Give only the number of lines in these records that contain the word "name".

:: DATASET CONTENT

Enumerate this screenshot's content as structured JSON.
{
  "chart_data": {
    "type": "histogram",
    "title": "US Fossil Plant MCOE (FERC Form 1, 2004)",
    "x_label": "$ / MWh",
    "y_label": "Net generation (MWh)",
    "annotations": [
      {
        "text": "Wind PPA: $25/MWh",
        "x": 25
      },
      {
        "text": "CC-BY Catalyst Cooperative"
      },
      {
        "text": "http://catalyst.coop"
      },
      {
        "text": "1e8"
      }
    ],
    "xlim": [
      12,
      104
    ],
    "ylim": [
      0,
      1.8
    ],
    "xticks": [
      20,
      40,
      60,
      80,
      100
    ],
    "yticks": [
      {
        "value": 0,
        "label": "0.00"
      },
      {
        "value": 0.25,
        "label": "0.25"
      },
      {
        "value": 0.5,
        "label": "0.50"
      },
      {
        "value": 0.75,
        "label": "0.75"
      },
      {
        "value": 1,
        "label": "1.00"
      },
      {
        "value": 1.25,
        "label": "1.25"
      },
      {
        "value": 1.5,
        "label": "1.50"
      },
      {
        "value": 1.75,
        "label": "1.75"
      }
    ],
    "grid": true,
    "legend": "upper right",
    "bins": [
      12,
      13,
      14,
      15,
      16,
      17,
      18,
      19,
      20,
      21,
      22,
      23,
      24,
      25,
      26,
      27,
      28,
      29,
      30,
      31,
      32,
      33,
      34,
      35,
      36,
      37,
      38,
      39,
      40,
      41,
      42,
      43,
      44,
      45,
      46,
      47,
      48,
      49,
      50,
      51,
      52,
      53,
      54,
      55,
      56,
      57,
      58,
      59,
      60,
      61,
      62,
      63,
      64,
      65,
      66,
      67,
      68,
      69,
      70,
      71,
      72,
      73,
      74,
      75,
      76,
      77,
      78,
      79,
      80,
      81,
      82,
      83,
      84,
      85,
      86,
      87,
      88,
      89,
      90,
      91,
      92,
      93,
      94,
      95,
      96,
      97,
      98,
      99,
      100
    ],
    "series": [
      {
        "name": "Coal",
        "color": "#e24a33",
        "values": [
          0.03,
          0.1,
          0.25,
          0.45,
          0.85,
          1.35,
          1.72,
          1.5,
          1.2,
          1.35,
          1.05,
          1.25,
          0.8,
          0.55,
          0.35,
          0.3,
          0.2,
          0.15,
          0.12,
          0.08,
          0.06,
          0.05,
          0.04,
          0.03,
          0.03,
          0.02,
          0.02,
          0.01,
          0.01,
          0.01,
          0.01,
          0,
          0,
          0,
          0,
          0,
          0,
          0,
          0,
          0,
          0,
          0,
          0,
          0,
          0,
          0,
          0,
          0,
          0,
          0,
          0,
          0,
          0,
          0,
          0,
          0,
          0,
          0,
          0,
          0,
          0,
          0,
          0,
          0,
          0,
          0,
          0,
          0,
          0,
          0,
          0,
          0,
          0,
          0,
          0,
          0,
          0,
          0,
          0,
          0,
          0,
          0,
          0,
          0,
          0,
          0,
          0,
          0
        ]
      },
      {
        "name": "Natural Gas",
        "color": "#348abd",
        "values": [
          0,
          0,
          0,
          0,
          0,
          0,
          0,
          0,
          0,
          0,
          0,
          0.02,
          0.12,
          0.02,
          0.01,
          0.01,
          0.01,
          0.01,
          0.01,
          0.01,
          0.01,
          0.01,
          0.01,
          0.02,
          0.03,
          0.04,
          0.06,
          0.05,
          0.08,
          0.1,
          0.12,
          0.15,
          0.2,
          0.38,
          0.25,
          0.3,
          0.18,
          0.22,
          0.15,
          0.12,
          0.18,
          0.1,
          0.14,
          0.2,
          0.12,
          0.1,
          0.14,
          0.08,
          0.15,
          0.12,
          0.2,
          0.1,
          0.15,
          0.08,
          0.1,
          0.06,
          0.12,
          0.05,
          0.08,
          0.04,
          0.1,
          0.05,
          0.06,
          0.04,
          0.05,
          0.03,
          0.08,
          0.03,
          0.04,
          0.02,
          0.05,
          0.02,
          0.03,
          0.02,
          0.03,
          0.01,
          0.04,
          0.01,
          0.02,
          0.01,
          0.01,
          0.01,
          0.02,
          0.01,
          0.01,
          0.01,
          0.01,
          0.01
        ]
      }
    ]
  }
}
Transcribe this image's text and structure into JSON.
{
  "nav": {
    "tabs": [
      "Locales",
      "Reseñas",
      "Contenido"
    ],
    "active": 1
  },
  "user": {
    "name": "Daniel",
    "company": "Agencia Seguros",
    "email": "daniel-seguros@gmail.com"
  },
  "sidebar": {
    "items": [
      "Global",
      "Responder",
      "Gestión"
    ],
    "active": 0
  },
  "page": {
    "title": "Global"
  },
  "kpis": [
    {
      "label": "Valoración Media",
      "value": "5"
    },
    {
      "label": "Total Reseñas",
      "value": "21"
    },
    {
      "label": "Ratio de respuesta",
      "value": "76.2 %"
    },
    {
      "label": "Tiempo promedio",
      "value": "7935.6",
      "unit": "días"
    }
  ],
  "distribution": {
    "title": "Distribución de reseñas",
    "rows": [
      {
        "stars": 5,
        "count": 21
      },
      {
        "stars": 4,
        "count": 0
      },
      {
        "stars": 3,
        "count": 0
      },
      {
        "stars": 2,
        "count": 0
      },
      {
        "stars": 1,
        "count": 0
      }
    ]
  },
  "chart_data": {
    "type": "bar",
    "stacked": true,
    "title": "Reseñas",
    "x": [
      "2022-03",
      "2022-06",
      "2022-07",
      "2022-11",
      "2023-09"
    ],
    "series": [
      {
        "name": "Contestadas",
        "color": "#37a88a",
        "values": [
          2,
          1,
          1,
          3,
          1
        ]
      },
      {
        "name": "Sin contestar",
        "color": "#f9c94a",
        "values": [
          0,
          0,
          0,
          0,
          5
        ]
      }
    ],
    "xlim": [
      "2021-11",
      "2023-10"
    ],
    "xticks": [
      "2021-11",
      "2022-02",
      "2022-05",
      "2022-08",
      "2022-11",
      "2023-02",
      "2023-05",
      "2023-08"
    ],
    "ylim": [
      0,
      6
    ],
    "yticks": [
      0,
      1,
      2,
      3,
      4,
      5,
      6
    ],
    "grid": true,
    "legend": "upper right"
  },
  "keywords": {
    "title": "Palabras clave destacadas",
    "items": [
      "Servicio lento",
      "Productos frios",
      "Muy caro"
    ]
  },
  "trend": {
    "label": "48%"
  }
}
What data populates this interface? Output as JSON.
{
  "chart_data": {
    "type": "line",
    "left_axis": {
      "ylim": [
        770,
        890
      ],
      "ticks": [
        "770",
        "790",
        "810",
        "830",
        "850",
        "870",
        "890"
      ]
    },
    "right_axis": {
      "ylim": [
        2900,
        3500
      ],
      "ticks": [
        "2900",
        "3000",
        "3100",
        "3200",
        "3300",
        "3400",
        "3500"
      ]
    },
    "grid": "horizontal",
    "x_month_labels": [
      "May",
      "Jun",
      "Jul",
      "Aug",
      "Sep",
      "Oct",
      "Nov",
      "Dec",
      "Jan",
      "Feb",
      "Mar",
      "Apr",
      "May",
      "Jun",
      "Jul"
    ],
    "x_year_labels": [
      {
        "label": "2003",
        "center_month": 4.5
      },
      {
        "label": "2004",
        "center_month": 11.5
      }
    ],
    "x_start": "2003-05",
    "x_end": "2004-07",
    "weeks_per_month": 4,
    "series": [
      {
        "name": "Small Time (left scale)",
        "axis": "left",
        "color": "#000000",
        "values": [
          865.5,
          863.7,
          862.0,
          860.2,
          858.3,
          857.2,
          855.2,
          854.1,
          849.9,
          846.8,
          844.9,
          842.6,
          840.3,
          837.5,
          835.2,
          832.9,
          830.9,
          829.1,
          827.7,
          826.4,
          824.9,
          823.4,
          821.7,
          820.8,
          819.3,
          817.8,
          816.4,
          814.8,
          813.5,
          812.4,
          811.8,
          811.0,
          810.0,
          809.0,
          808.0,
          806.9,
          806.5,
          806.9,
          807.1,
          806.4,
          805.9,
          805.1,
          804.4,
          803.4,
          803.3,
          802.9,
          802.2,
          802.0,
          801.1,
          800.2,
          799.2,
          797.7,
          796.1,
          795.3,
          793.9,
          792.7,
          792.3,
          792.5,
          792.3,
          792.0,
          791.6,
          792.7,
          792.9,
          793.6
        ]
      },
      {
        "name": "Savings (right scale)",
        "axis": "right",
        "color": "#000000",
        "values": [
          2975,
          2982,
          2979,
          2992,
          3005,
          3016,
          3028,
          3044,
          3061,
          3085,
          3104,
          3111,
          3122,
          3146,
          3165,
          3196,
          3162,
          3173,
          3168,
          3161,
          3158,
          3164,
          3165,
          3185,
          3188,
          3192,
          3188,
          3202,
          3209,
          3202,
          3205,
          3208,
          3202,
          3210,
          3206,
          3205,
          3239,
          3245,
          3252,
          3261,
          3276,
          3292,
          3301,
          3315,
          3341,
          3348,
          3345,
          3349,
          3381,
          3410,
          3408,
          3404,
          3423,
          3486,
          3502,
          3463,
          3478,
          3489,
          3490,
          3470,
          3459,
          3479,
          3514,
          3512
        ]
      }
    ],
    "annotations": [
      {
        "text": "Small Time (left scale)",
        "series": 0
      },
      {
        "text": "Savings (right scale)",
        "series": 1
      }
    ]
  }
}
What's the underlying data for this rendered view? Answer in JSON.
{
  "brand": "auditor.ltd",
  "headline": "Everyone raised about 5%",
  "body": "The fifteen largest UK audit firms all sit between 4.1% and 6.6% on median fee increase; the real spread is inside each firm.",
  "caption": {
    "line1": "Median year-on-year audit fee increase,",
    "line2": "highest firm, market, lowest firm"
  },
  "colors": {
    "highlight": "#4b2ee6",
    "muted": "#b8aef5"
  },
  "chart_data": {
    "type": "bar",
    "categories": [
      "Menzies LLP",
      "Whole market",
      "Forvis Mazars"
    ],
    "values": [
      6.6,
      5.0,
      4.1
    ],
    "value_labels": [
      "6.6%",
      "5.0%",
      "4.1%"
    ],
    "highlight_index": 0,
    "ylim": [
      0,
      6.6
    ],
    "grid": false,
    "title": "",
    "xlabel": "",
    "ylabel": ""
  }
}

::::

**ANSWER FOR THIS EXERCISE**
7